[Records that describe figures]

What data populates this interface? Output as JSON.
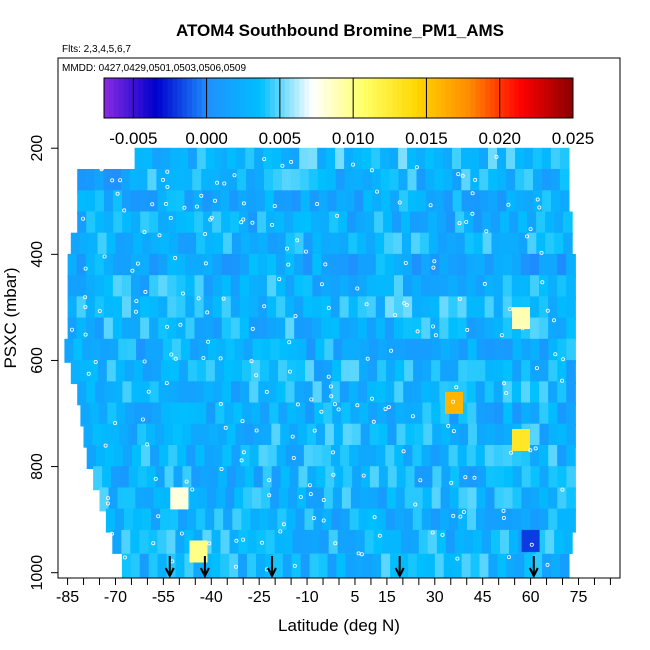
{
  "chart_data": {
    "type": "heatmap",
    "title": "ATOM4 Southbound Bromine_PM1_AMS",
    "flights_label": "Flts: 2,3,4,5,6,7",
    "dates_label": "MMDD: 0427,0429,0501,0503,0506,0509",
    "xlabel": "Latitude (deg N)",
    "ylabel": "PSXC (mbar)",
    "xlim": [
      -88,
      88
    ],
    "ylim": [
      1010,
      30
    ],
    "x_ticks": [
      -85,
      -70,
      -55,
      -40,
      -25,
      -10,
      5,
      15,
      30,
      45,
      60,
      75
    ],
    "x_ticks_labels": [
      "-85",
      "-70",
      "-55",
      "-40",
      "-25",
      "-10",
      "5",
      "15",
      "30",
      "45",
      "60",
      "75"
    ],
    "x_minor_ticks": [
      -80,
      -75,
      -65,
      -60,
      -50,
      -45,
      -35,
      -30,
      -20,
      -15,
      -5,
      0,
      10,
      20,
      25,
      35,
      40,
      50,
      55,
      65,
      70,
      80,
      85
    ],
    "y_ticks": [
      200,
      400,
      600,
      800,
      1000
    ],
    "y_ticks_labels": [
      "200",
      "400",
      "600",
      "800",
      "1000"
    ],
    "colorbar": {
      "min": -0.007,
      "max": 0.025,
      "ticks": [
        -0.005,
        0.0,
        0.005,
        0.01,
        0.015,
        0.02,
        0.025
      ],
      "tick_labels": [
        "-0.005",
        "0.000",
        "0.005",
        "0.010",
        "0.015",
        "0.020",
        "0.025"
      ],
      "colors": [
        "#8a2be2",
        "#0000cd",
        "#1e90ff",
        "#00bfff",
        "#ffffff",
        "#ffff66",
        "#ffd700",
        "#ff8c00",
        "#ff0000",
        "#8b0000"
      ]
    },
    "grid": false,
    "legend": "colorbar top",
    "arrows_latitude": [
      -53,
      -42,
      -21,
      19,
      61
    ],
    "rows": [
      {
        "p": 220,
        "lat_min": -64,
        "lat_max": -25,
        "value": 0.003
      },
      {
        "p": 220,
        "lat_min": -35,
        "lat_max": 72,
        "value": 0.0035
      },
      {
        "p": 260,
        "lat_min": -82,
        "lat_max": -60,
        "value": 0.002
      },
      {
        "p": 260,
        "lat_min": -60,
        "lat_max": 72,
        "value": 0.003
      },
      {
        "p": 300,
        "lat_min": -82,
        "lat_max": 72,
        "value": 0.0025
      },
      {
        "p": 340,
        "lat_min": -82,
        "lat_max": 73,
        "value": 0.0025
      },
      {
        "p": 380,
        "lat_min": -84,
        "lat_max": 73,
        "value": 0.003
      },
      {
        "p": 420,
        "lat_min": -85,
        "lat_max": 74,
        "value": 0.002
      },
      {
        "p": 460,
        "lat_min": -85,
        "lat_max": 74,
        "value": 0.003
      },
      {
        "p": 500,
        "lat_min": -85,
        "lat_max": 74,
        "value": 0.0035
      },
      {
        "p": 540,
        "lat_min": -85,
        "lat_max": 74,
        "value": 0.003
      },
      {
        "p": 580,
        "lat_min": -86,
        "lat_max": 74,
        "value": 0.0025
      },
      {
        "p": 620,
        "lat_min": -84,
        "lat_max": 74,
        "value": 0.003
      },
      {
        "p": 660,
        "lat_min": -82,
        "lat_max": 74,
        "value": 0.003
      },
      {
        "p": 700,
        "lat_min": -81,
        "lat_max": 74,
        "value": 0.0025
      },
      {
        "p": 740,
        "lat_min": -80,
        "lat_max": 74,
        "value": 0.003
      },
      {
        "p": 780,
        "lat_min": -79,
        "lat_max": 74,
        "value": 0.003
      },
      {
        "p": 820,
        "lat_min": -77,
        "lat_max": 74,
        "value": 0.0028
      },
      {
        "p": 860,
        "lat_min": -75,
        "lat_max": 74,
        "value": 0.003
      },
      {
        "p": 900,
        "lat_min": -73,
        "lat_max": 74,
        "value": 0.0028
      },
      {
        "p": 940,
        "lat_min": -71,
        "lat_max": 73,
        "value": 0.003
      },
      {
        "p": 985,
        "lat_min": -68,
        "lat_max": 72,
        "value": 0.003
      }
    ],
    "hotspots": [
      {
        "lat": 36,
        "p": 680,
        "value": 0.016
      },
      {
        "lat": 57,
        "p": 750,
        "value": 0.013
      },
      {
        "lat": 57,
        "p": 520,
        "value": 0.009
      },
      {
        "lat": 60,
        "p": 940,
        "value": -0.002
      },
      {
        "lat": -44,
        "p": 960,
        "value": 0.01
      },
      {
        "lat": -50,
        "p": 860,
        "value": 0.008
      }
    ]
  }
}
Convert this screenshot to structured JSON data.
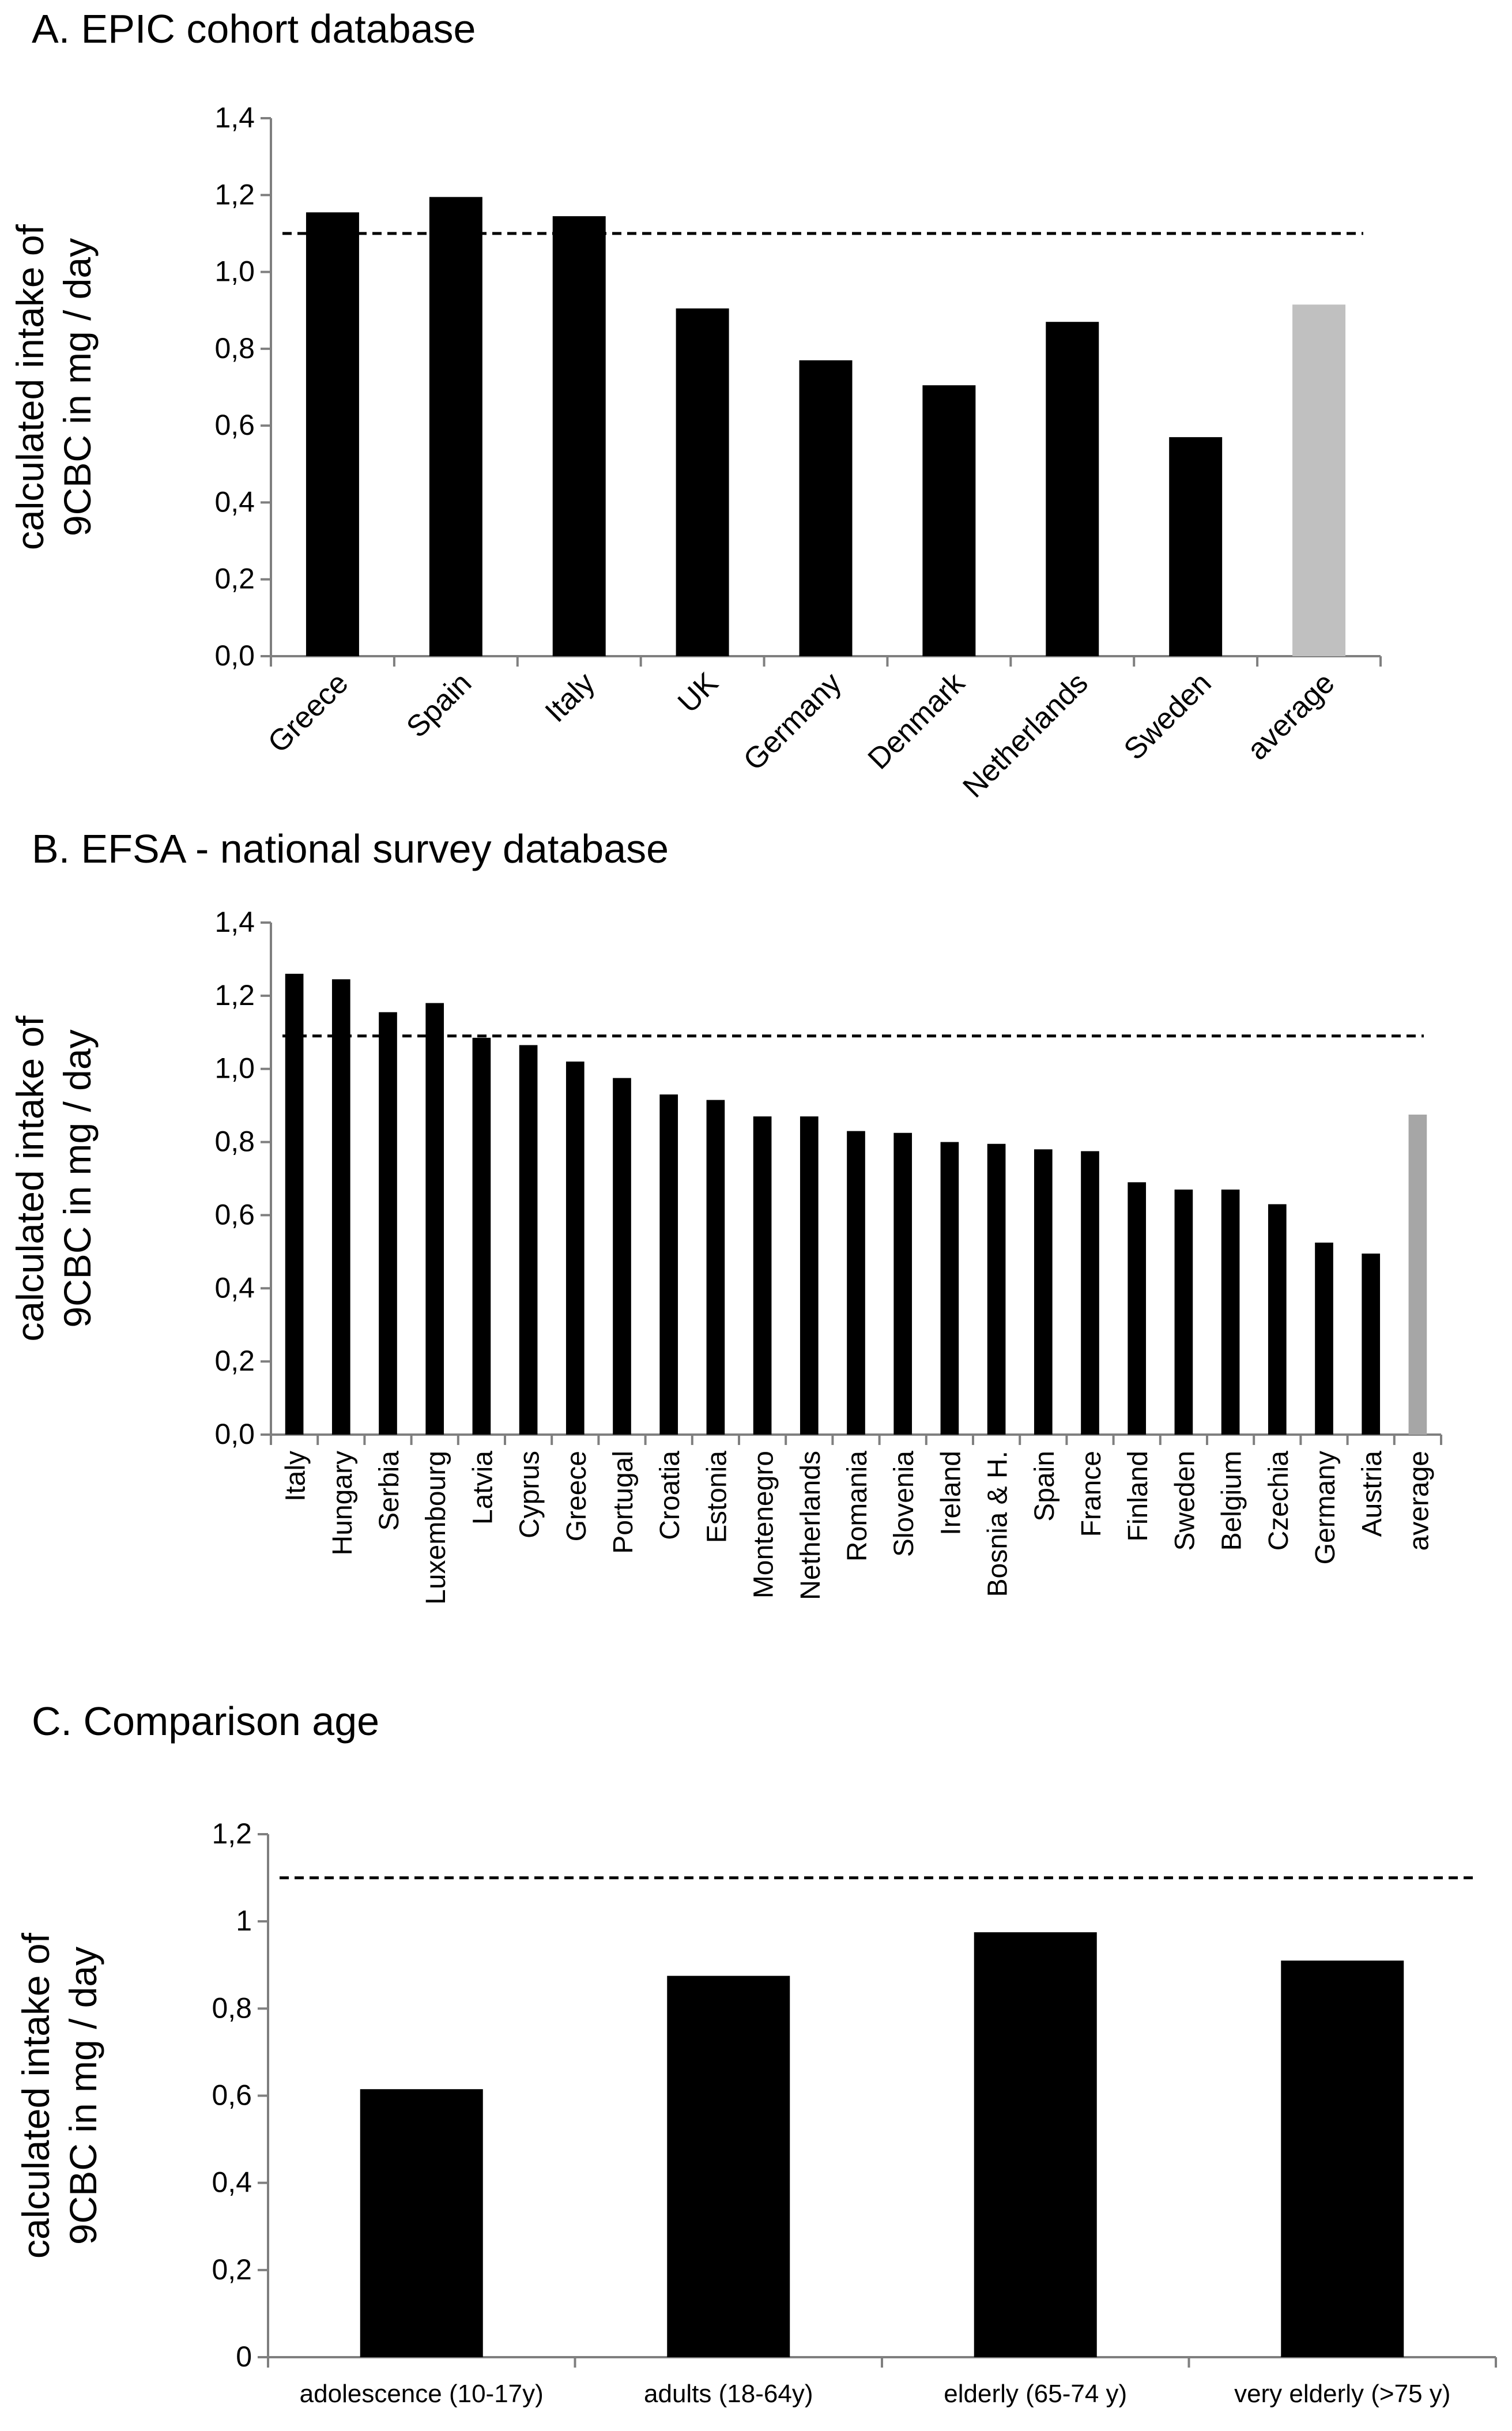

== SET PROBLEM ==
Do not include the images; transcribe the rest of the listing exactly.

== PROBLEM SOLUTION ==
What data populates this interface? Output as JSON.
{
  "chart_data": {
    "type": "heatmap",
    "title": "ATOM4 Southbound Bromine_PM1_AMS",
    "flights_label": "Flts: 2,3,4,5,6,7",
    "dates_label": "MMDD: 0427,0429,0501,0503,0506,0509",
    "xlabel": "Latitude (deg N)",
    "ylabel": "PSXC (mbar)",
    "xlim": [
      -88,
      88
    ],
    "ylim": [
      1010,
      30
    ],
    "x_ticks": [
      -85,
      -70,
      -55,
      -40,
      -25,
      -10,
      5,
      15,
      30,
      45,
      60,
      75
    ],
    "x_ticks_labels": [
      "-85",
      "-70",
      "-55",
      "-40",
      "-25",
      "-10",
      "5",
      "15",
      "30",
      "45",
      "60",
      "75"
    ],
    "x_minor_ticks": [
      -80,
      -75,
      -65,
      -60,
      -50,
      -45,
      -35,
      -30,
      -20,
      -15,
      -5,
      0,
      10,
      20,
      25,
      35,
      40,
      50,
      55,
      65,
      70,
      80,
      85
    ],
    "y_ticks": [
      200,
      400,
      600,
      800,
      1000
    ],
    "y_ticks_labels": [
      "200",
      "400",
      "600",
      "800",
      "1000"
    ],
    "colorbar": {
      "min": -0.007,
      "max": 0.025,
      "ticks": [
        -0.005,
        0.0,
        0.005,
        0.01,
        0.015,
        0.02,
        0.025
      ],
      "tick_labels": [
        "-0.005",
        "0.000",
        "0.005",
        "0.010",
        "0.015",
        "0.020",
        "0.025"
      ],
      "colors": [
        "#8a2be2",
        "#0000cd",
        "#1e90ff",
        "#00bfff",
        "#ffffff",
        "#ffff66",
        "#ffd700",
        "#ff8c00",
        "#ff0000",
        "#8b0000"
      ]
    },
    "grid": false,
    "legend": "colorbar top",
    "arrows_latitude": [
      -53,
      -42,
      -21,
      19,
      61
    ],
    "rows": [
      {
        "p": 220,
        "lat_min": -64,
        "lat_max": -25,
        "value": 0.003
      },
      {
        "p": 220,
        "lat_min": -35,
        "lat_max": 72,
        "value": 0.0035
      },
      {
        "p": 260,
        "lat_min": -82,
        "lat_max": -60,
        "value": 0.002
      },
      {
        "p": 260,
        "lat_min": -60,
        "lat_max": 72,
        "value": 0.003
      },
      {
        "p": 300,
        "lat_min": -82,
        "lat_max": 72,
        "value": 0.0025
      },
      {
        "p": 340,
        "lat_min": -82,
        "lat_max": 73,
        "value": 0.0025
      },
      {
        "p": 380,
        "lat_min": -84,
        "lat_max": 73,
        "value": 0.003
      },
      {
        "p": 420,
        "lat_min": -85,
        "lat_max": 74,
        "value": 0.002
      },
      {
        "p": 460,
        "lat_min": -85,
        "lat_max": 74,
        "value": 0.003
      },
      {
        "p": 500,
        "lat_min": -85,
        "lat_max": 74,
        "value": 0.0035
      },
      {
        "p": 540,
        "lat_min": -85,
        "lat_max": 74,
        "value": 0.003
      },
      {
        "p": 580,
        "lat_min": -86,
        "lat_max": 74,
        "value": 0.0025
      },
      {
        "p": 620,
        "lat_min": -84,
        "lat_max": 74,
        "value": 0.003
      },
      {
        "p": 660,
        "lat_min": -82,
        "lat_max": 74,
        "value": 0.003
      },
      {
        "p": 700,
        "lat_min": -81,
        "lat_max": 74,
        "value": 0.0025
      },
      {
        "p": 740,
        "lat_min": -80,
        "lat_max": 74,
        "value": 0.003
      },
      {
        "p": 780,
        "lat_min": -79,
        "lat_max": 74,
        "value": 0.003
      },
      {
        "p": 820,
        "lat_min": -77,
        "lat_max": 74,
        "value": 0.0028
      },
      {
        "p": 860,
        "lat_min": -75,
        "lat_max": 74,
        "value": 0.003
      },
      {
        "p": 900,
        "lat_min": -73,
        "lat_max": 74,
        "value": 0.0028
      },
      {
        "p": 940,
        "lat_min": -71,
        "lat_max": 73,
        "value": 0.003
      },
      {
        "p": 985,
        "lat_min": -68,
        "lat_max": 72,
        "value": 0.003
      }
    ],
    "hotspots": [
      {
        "lat": 36,
        "p": 680,
        "value": 0.016
      },
      {
        "lat": 57,
        "p": 750,
        "value": 0.013
      },
      {
        "lat": 57,
        "p": 520,
        "value": 0.009
      },
      {
        "lat": 60,
        "p": 940,
        "value": -0.002
      },
      {
        "lat": -44,
        "p": 960,
        "value": 0.01
      },
      {
        "lat": -50,
        "p": 860,
        "value": 0.008
      }
    ]
  }
}
Convert this screenshot to structured JSON data.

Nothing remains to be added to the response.